OBJECTIVE: Look for the word "vision" in the entries below, then copy every line that has it.

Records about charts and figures
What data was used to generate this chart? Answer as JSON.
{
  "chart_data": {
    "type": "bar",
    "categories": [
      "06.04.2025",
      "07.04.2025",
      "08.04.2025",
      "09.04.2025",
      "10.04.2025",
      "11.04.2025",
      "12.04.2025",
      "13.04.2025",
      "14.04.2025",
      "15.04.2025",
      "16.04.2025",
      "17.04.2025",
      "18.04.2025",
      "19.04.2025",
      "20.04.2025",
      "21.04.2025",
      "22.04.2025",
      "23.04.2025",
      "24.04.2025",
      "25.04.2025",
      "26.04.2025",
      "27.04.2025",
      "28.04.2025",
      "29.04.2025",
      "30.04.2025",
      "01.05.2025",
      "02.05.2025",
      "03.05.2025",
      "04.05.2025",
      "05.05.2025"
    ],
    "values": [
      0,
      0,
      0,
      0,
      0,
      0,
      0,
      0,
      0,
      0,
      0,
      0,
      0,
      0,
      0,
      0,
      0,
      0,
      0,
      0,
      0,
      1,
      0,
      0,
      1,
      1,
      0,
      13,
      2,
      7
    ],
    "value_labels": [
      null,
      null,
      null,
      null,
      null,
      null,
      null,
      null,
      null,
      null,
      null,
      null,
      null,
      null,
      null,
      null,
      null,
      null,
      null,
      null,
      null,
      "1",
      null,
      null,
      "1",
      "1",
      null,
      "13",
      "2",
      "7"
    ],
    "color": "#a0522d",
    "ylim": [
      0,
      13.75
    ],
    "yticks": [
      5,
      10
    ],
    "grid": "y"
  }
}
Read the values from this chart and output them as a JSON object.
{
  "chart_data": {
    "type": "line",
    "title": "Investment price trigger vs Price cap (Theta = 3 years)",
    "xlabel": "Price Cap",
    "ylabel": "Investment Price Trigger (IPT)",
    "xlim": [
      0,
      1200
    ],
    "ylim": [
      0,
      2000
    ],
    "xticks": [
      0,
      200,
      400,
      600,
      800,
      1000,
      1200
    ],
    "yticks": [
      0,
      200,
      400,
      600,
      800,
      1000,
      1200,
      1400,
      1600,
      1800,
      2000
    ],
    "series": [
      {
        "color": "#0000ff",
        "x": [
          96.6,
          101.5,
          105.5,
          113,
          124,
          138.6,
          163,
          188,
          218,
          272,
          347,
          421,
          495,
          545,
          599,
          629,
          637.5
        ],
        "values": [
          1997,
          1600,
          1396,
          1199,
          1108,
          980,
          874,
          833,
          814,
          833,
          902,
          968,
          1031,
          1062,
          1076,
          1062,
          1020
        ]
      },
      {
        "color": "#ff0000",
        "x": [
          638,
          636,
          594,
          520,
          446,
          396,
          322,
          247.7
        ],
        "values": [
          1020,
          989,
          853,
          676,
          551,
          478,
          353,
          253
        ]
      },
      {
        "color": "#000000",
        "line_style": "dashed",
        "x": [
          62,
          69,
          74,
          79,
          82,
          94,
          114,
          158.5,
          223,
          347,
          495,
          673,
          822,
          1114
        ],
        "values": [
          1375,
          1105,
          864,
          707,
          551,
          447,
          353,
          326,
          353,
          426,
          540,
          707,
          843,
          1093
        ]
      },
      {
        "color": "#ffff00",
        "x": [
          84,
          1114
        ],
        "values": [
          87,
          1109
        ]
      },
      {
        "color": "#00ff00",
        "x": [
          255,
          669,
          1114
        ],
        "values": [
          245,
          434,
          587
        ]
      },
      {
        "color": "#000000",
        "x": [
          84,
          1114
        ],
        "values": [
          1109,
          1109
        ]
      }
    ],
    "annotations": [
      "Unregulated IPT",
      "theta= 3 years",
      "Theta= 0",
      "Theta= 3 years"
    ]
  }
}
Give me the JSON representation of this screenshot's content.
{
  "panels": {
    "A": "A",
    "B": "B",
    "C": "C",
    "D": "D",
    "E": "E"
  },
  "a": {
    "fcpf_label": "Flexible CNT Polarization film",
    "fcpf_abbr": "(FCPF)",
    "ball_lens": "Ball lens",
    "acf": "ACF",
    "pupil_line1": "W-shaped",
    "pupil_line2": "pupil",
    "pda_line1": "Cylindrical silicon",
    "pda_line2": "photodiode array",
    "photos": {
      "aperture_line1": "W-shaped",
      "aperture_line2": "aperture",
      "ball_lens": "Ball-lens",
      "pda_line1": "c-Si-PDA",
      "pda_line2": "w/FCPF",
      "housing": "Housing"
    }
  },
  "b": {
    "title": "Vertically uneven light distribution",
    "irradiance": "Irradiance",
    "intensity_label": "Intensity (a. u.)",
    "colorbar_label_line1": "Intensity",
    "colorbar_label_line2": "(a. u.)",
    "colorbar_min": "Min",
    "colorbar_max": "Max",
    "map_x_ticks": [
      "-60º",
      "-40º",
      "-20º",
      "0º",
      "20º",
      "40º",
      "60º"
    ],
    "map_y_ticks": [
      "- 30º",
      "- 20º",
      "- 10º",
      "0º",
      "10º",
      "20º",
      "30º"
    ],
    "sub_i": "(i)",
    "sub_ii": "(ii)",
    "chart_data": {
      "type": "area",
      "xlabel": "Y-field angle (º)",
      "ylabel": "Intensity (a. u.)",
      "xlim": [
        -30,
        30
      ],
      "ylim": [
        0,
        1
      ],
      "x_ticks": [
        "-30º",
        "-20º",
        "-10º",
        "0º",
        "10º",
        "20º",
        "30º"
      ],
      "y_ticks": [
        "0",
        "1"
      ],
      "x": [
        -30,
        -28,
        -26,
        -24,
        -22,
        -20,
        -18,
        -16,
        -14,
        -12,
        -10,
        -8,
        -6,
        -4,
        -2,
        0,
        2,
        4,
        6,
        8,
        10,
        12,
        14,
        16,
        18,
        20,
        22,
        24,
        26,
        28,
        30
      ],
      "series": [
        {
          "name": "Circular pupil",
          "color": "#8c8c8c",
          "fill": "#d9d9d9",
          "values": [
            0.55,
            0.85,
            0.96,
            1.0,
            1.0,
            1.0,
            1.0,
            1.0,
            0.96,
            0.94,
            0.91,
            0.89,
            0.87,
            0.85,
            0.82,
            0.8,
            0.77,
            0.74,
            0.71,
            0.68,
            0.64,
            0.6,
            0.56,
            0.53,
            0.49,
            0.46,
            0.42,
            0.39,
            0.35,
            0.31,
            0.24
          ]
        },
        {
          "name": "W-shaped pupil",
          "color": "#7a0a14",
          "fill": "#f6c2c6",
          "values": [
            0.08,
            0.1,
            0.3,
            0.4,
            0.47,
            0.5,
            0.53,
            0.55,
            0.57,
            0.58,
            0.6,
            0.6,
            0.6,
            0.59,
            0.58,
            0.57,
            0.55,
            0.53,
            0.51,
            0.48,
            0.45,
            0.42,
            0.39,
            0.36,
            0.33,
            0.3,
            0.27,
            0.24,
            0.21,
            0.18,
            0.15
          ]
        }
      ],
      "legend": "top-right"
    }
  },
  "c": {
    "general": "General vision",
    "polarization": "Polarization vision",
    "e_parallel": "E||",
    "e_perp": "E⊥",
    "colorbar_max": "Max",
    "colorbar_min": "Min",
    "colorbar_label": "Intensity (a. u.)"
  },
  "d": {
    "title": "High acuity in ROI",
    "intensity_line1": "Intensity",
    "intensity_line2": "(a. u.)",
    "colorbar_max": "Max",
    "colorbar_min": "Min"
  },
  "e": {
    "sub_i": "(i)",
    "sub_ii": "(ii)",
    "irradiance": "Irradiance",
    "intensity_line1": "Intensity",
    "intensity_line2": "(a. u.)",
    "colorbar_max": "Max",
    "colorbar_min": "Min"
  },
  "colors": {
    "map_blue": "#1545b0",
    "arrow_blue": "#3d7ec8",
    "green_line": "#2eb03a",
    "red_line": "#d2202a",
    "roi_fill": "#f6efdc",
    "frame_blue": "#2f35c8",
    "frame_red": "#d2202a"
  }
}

EXERCISE RESPONSE:
    "general": "General vision",
    "polarization": "Polarization vision",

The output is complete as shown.